▶ _Brief_
Go through the entries one line at a time, and gather every line that has the word "this".

(Dataset records)
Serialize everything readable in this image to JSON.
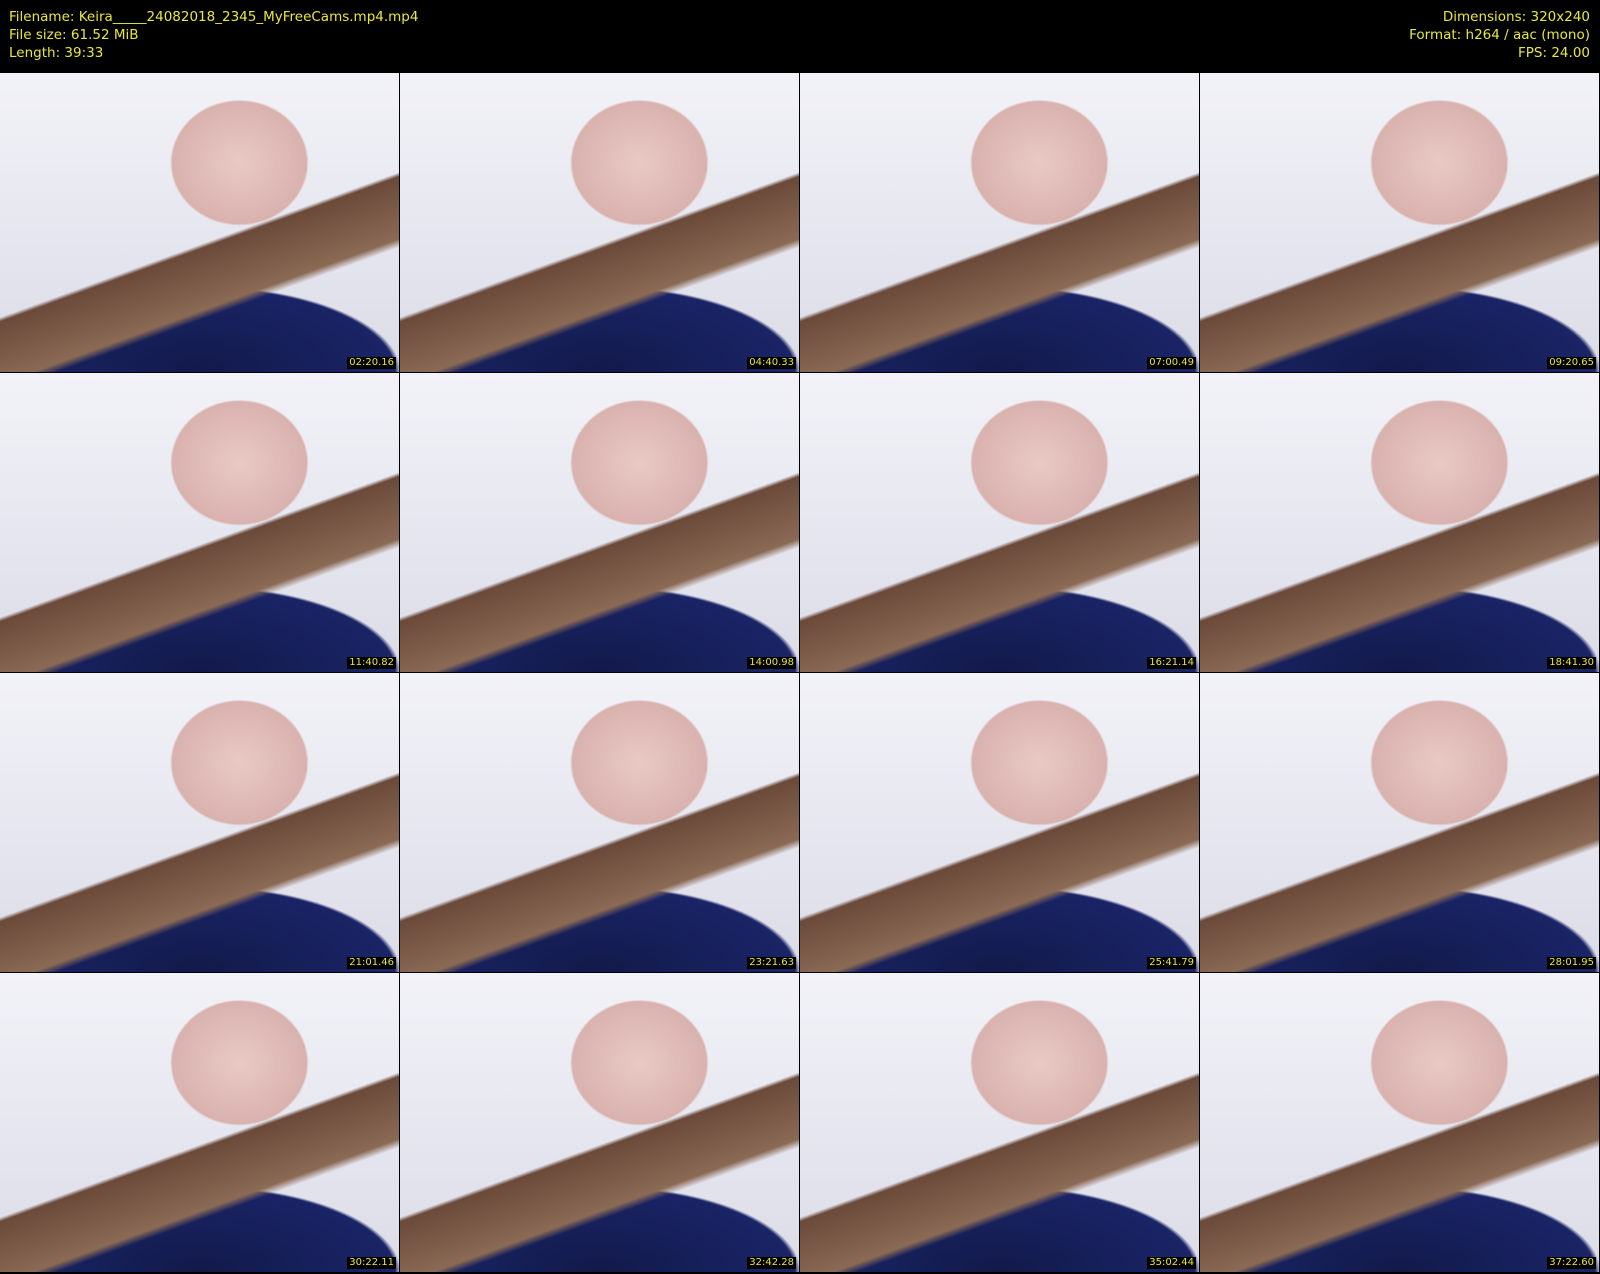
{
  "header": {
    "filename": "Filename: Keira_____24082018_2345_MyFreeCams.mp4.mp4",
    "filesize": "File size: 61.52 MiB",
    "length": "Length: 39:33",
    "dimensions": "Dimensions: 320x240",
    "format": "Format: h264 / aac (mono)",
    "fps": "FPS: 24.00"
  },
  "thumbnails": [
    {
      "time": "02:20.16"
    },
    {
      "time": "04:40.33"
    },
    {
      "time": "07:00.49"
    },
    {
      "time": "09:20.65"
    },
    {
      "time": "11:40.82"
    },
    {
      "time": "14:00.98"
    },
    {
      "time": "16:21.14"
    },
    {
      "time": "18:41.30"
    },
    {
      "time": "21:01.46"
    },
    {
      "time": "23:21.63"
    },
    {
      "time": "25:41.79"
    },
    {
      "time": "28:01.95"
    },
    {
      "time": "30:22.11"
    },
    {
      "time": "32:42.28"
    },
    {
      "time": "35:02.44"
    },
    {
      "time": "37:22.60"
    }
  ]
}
==
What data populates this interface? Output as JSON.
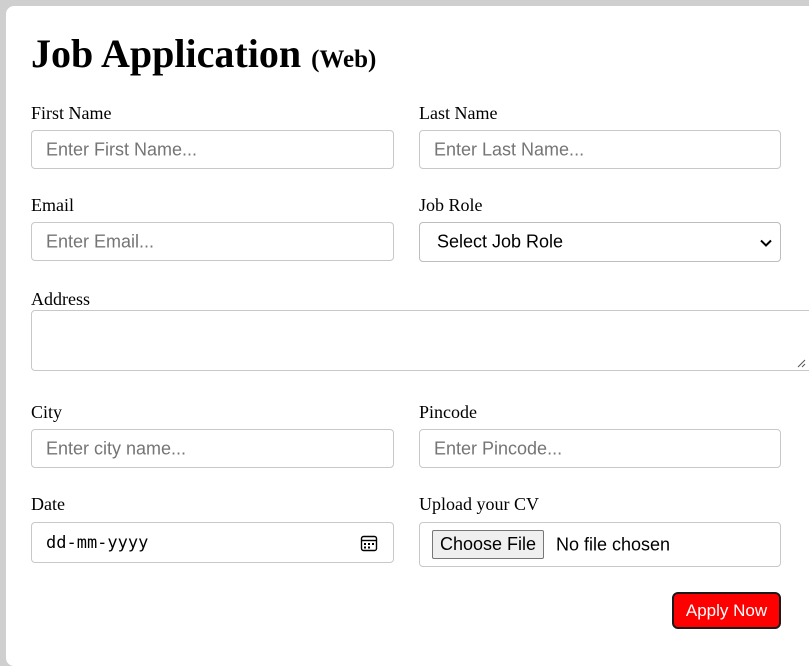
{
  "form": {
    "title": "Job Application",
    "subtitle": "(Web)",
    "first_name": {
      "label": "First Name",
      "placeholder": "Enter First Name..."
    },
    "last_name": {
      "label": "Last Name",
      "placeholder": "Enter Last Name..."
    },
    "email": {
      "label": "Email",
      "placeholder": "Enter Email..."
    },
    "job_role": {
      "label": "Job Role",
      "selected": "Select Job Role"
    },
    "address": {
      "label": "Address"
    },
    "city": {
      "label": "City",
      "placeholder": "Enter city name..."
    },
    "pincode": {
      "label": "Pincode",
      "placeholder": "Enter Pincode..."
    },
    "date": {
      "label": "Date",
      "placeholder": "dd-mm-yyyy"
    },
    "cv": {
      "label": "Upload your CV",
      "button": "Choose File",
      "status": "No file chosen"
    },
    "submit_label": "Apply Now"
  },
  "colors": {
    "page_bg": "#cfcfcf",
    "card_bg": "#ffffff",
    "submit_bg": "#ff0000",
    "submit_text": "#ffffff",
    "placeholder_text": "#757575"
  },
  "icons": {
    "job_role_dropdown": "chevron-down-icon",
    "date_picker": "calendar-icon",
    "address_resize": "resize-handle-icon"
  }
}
...
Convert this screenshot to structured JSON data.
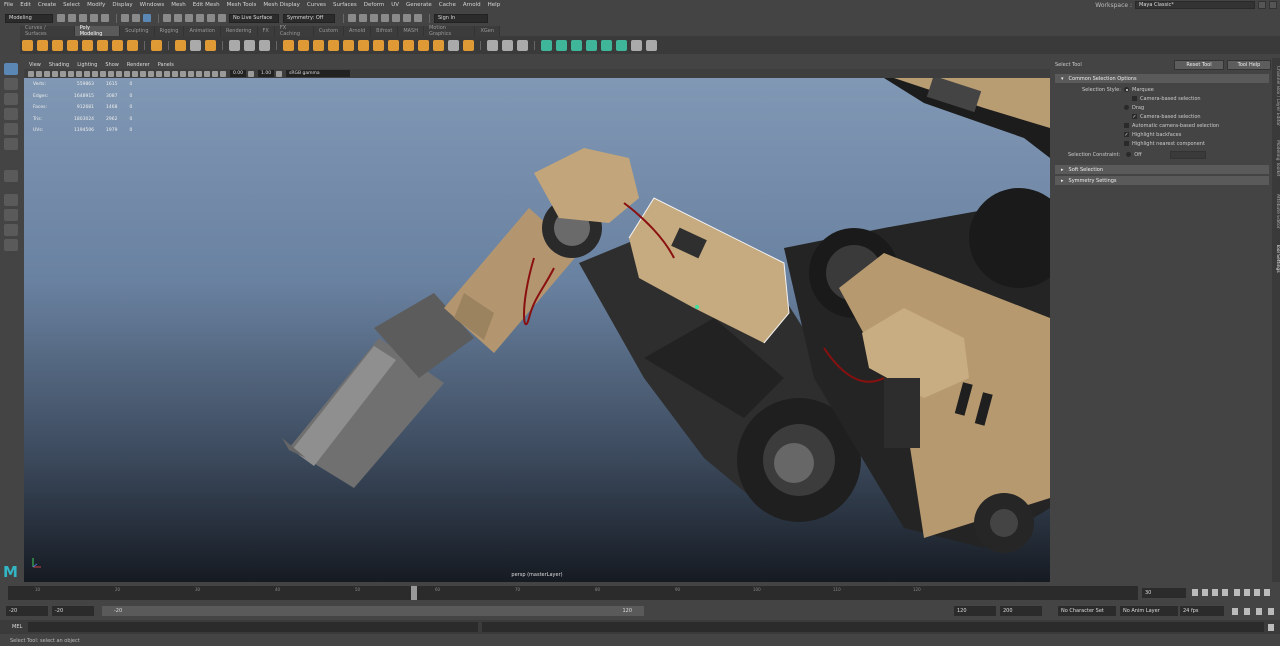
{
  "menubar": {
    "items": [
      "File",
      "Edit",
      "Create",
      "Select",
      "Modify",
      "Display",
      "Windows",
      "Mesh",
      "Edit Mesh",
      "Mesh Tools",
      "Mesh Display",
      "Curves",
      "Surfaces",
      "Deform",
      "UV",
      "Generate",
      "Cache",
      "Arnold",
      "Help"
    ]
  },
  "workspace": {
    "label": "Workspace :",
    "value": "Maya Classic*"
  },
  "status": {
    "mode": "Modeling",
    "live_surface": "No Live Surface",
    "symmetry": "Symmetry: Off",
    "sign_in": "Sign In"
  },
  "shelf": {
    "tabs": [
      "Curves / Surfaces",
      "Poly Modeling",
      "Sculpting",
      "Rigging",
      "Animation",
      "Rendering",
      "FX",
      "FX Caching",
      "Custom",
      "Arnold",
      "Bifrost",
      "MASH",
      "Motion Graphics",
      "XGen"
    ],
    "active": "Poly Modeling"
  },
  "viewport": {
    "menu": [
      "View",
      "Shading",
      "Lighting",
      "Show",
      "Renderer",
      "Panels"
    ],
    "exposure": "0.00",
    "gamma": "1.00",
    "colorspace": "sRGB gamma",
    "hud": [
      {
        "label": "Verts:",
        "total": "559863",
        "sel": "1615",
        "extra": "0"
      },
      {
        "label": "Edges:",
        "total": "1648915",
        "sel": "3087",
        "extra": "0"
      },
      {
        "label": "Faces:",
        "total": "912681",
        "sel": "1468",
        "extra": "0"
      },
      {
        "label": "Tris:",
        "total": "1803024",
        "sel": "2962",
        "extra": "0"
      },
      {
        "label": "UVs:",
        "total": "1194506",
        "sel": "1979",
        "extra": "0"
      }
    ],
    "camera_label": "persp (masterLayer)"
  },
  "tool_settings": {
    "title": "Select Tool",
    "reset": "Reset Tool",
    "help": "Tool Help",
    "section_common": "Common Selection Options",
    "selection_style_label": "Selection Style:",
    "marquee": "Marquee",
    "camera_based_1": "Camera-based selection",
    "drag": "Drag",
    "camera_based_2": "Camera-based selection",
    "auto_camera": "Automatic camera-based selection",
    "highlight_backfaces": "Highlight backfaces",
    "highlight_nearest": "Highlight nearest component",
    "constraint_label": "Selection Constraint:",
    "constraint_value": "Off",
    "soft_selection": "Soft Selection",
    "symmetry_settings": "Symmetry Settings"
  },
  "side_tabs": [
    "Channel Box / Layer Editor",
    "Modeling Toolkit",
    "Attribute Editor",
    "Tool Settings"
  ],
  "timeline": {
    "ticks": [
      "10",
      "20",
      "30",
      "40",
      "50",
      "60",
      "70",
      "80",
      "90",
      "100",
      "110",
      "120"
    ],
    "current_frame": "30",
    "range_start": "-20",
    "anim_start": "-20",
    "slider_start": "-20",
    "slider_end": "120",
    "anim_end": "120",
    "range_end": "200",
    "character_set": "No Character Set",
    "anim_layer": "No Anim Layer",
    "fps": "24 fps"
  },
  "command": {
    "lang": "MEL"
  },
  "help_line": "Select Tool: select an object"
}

▶ _Task solution_
Serialize everything readable in this image to JSON.
What data populates this interface? Output as JSON.
Convert this screenshot to structured JSON data.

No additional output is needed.